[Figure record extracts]

================================

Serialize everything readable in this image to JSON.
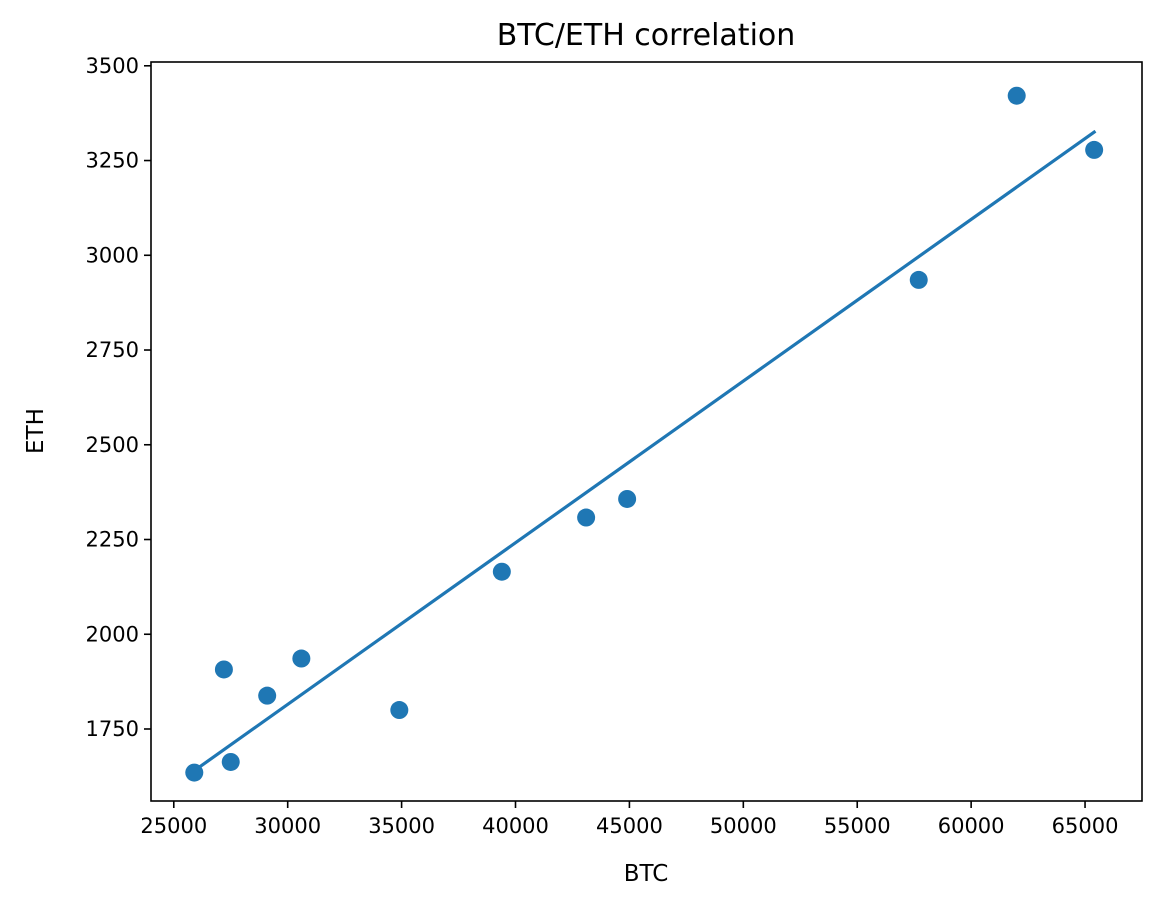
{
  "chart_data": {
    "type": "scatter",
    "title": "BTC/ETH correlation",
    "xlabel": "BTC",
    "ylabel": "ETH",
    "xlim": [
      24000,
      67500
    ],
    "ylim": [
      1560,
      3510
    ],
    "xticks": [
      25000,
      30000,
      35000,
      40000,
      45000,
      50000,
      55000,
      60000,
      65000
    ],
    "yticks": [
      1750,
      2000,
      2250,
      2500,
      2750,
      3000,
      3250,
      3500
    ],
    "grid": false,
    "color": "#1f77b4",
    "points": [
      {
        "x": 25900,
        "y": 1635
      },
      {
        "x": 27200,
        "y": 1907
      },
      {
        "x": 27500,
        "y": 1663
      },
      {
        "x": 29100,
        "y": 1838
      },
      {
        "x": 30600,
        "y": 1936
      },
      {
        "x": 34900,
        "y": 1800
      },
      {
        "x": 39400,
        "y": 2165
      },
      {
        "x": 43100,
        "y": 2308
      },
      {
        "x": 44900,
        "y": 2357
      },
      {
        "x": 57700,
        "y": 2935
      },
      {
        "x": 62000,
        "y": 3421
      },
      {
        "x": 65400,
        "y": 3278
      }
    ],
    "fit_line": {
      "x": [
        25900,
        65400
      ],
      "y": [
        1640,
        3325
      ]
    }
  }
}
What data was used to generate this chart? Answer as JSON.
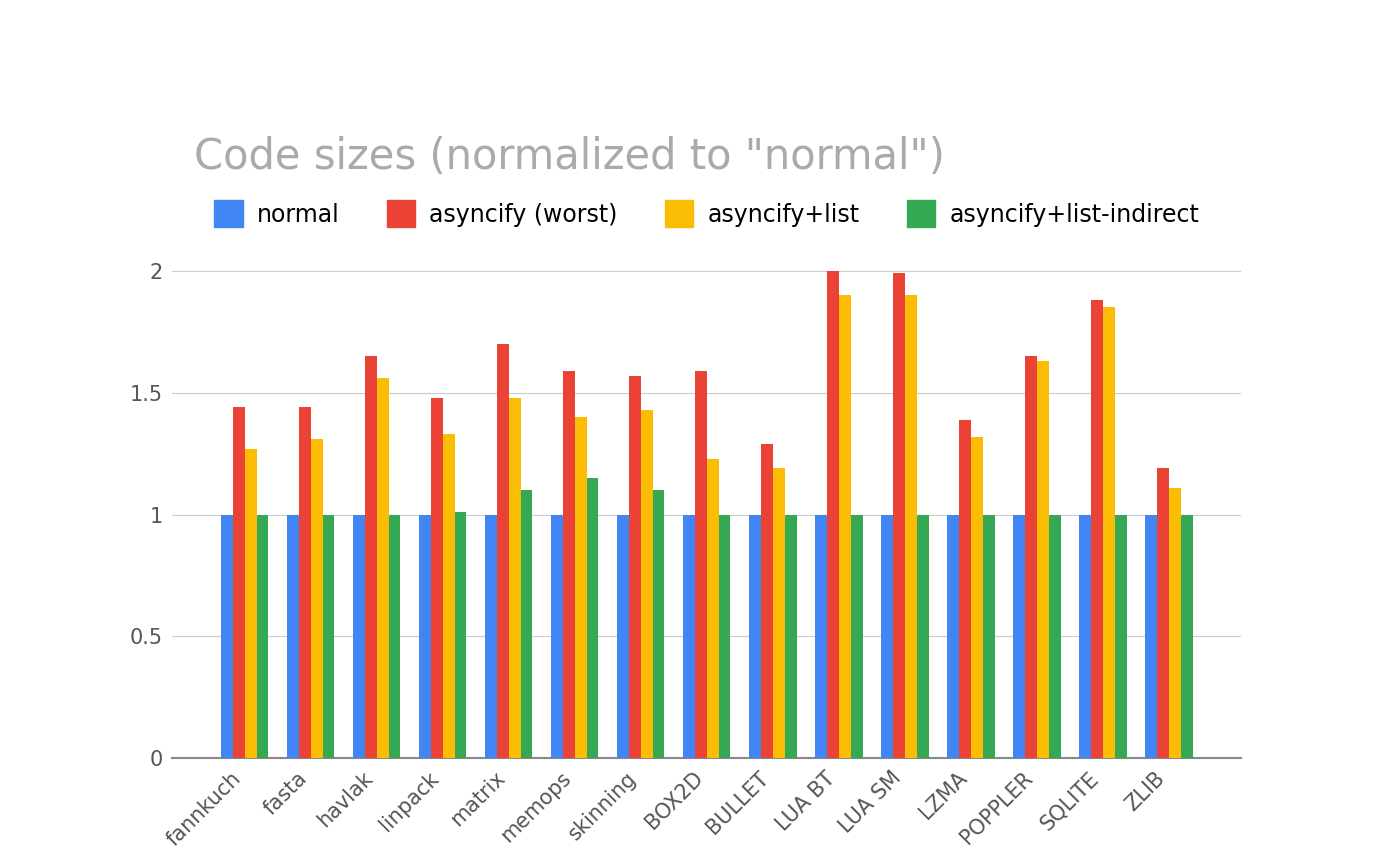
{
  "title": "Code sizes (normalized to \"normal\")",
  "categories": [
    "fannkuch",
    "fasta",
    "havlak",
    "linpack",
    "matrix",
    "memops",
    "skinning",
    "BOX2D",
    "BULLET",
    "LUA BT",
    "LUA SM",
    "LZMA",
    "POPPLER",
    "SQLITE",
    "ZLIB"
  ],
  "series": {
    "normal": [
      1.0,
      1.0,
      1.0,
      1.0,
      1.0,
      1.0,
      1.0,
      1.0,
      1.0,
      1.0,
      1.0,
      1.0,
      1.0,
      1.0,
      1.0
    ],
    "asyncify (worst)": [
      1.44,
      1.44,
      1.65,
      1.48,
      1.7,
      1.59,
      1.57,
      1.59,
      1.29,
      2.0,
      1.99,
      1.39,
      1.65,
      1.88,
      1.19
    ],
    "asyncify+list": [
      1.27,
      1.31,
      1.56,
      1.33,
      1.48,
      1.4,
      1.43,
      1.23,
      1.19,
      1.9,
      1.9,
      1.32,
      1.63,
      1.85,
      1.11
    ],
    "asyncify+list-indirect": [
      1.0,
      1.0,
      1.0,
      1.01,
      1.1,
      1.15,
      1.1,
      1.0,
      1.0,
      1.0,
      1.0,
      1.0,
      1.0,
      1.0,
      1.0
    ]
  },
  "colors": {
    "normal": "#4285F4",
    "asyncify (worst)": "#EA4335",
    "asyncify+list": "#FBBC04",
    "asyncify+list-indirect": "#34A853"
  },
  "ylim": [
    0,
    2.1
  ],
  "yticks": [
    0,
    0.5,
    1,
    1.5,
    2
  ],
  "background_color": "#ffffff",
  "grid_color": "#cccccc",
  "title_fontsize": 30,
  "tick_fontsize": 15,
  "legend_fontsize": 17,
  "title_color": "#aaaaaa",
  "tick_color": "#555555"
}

================================

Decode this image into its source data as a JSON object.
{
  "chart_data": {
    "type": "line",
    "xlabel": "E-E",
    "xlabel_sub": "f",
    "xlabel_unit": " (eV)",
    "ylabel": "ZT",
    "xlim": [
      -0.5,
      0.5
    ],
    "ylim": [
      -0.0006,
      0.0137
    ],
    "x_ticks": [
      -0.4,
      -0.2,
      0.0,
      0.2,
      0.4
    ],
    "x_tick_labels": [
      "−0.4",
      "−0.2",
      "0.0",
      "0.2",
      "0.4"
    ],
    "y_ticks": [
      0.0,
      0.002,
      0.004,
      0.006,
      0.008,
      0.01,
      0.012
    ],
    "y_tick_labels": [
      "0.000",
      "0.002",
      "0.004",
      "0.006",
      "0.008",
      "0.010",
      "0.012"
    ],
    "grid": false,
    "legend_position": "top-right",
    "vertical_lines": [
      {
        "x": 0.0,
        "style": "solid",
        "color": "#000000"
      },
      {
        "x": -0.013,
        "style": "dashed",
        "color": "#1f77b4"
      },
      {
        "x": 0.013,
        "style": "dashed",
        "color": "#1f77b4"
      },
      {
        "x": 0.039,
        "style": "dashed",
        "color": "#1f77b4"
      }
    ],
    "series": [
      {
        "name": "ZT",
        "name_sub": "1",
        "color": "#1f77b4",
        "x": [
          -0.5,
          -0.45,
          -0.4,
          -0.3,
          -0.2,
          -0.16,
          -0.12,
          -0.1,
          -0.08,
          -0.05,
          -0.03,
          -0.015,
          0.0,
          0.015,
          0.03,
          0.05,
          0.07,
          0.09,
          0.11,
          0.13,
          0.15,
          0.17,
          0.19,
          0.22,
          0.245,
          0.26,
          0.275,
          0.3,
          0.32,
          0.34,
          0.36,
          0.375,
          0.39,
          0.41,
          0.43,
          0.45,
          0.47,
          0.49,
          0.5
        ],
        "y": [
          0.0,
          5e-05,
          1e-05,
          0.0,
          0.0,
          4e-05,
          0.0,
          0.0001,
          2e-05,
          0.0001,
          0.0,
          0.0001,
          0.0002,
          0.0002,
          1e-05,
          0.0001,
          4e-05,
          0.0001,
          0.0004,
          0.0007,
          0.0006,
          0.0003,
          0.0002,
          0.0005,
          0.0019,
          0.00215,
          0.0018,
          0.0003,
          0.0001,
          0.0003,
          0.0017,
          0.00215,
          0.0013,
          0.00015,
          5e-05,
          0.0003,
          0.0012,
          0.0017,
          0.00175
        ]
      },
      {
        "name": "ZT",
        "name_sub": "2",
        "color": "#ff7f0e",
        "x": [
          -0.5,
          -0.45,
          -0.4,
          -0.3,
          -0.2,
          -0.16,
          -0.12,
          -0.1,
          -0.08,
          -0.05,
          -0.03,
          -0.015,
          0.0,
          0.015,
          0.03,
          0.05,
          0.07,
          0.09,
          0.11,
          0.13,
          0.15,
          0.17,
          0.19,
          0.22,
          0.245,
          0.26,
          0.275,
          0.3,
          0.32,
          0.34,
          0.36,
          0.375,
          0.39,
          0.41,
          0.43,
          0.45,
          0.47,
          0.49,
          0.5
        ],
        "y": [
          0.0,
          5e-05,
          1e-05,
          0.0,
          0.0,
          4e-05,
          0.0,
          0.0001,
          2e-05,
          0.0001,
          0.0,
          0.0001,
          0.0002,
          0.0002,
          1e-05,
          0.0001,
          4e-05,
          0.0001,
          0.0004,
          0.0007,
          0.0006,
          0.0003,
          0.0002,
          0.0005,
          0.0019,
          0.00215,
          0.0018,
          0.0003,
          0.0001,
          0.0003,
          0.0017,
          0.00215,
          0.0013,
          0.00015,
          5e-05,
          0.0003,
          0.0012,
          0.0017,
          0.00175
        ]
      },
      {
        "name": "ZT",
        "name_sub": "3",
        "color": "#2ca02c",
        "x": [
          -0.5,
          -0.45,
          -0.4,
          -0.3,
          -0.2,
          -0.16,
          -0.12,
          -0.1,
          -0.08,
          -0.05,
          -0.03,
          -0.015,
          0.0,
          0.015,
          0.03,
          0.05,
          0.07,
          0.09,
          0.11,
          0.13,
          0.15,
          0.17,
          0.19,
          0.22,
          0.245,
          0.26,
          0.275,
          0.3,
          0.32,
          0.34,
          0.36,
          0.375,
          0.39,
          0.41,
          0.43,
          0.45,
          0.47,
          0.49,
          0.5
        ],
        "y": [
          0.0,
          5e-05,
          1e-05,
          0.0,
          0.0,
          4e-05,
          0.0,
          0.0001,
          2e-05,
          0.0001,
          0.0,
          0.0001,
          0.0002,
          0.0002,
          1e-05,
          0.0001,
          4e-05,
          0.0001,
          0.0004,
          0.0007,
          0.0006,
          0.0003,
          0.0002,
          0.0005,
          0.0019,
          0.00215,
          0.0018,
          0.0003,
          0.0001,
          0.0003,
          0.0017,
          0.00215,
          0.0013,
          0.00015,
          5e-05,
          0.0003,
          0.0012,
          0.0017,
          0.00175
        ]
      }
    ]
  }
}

================================

__STATED GOAL__:
Only the number is wanted: how many lines of the data contain the word "indirect"?

__COMPLETED EXERCISE__:
2